Problem statement =
Search the data below for the word "esta" and copy each line that holds it.

## BEGIN Dataset extract

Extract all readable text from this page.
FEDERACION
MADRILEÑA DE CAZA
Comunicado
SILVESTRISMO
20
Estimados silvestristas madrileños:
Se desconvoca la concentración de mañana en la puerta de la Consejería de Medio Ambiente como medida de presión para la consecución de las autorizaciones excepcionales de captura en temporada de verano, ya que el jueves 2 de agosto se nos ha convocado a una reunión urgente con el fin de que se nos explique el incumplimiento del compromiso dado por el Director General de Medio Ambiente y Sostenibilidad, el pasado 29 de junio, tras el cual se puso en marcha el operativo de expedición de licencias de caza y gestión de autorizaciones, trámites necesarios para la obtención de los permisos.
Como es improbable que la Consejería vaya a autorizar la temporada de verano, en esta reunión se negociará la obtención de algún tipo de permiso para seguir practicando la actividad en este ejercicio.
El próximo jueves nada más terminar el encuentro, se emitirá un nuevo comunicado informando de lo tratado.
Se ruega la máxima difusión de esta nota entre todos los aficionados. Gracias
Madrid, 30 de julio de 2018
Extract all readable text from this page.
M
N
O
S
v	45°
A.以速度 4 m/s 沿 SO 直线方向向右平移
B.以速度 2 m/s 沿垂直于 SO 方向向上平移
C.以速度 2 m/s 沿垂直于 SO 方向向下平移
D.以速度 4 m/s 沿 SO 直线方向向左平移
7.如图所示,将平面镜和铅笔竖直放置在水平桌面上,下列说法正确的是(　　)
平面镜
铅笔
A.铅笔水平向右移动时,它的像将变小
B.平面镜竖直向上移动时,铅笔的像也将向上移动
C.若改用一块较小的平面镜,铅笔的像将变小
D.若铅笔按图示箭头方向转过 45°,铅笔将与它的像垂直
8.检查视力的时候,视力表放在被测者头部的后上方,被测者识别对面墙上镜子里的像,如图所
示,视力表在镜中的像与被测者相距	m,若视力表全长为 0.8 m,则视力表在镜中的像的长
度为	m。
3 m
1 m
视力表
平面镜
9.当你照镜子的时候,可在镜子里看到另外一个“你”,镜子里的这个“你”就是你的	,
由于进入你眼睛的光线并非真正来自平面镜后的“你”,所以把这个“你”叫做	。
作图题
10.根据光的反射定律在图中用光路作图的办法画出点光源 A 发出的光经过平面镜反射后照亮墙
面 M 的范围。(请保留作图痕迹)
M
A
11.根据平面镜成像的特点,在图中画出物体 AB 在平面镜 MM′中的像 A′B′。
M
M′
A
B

## END Dataset extract

Complete response =
Como es improbable que la Consejería vaya a autorizar la temporada de verano, en esta reunión se negociará la obtención de algún tipo de permiso para seguir practicando la actividad en este ejercicio.
Se ruega la máxima difusión de esta nota entre todos los aficionados. Gracias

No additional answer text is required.